Instruction » Return each line containing the string "JSON".

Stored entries
□ □ □ □ □ □ □

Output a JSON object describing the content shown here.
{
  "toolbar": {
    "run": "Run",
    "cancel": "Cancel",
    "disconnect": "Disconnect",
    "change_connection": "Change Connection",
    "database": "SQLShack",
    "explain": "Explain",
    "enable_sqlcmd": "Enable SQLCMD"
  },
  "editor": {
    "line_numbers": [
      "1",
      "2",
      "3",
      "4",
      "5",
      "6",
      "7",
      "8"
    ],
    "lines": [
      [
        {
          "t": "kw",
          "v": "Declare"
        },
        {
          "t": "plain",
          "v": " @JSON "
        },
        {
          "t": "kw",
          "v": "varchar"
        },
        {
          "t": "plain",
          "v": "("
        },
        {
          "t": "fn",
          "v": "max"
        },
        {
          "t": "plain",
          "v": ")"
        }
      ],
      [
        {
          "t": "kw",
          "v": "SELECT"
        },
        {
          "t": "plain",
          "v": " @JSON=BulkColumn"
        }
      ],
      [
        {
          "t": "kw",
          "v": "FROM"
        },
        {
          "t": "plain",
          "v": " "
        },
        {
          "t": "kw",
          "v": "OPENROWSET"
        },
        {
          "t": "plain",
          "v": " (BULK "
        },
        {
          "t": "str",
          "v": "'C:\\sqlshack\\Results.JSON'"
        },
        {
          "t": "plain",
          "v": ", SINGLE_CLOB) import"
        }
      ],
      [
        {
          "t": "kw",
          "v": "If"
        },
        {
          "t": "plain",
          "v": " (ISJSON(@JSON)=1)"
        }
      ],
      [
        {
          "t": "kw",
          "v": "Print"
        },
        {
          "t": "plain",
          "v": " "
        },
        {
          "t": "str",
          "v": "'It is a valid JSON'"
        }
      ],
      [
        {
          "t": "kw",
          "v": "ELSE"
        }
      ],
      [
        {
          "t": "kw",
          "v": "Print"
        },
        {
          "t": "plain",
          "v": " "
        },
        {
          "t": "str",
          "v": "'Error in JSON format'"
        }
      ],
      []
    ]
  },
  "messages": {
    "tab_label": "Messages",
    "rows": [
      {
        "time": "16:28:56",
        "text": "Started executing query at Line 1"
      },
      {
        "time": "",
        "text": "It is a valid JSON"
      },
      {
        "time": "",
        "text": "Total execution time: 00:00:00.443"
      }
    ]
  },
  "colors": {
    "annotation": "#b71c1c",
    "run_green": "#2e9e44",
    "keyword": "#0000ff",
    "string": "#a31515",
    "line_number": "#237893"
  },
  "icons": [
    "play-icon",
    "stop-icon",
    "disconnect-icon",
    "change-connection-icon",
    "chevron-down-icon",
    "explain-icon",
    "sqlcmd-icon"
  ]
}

□ □ □ □ □ □ □

Completed exercise »
Output a JSON object describing the content shown here.
          "v": " @JSON "
          "v": " @JSON=BulkColumn"
          "v": "'C:\\sqlshack\\Results.JSON'"
          "v": " (ISJSON(@JSON)=1)"
          "v": "'It is a valid JSON'"
          "v": "'Error in JSON format'"
        "text": "It is a valid JSON"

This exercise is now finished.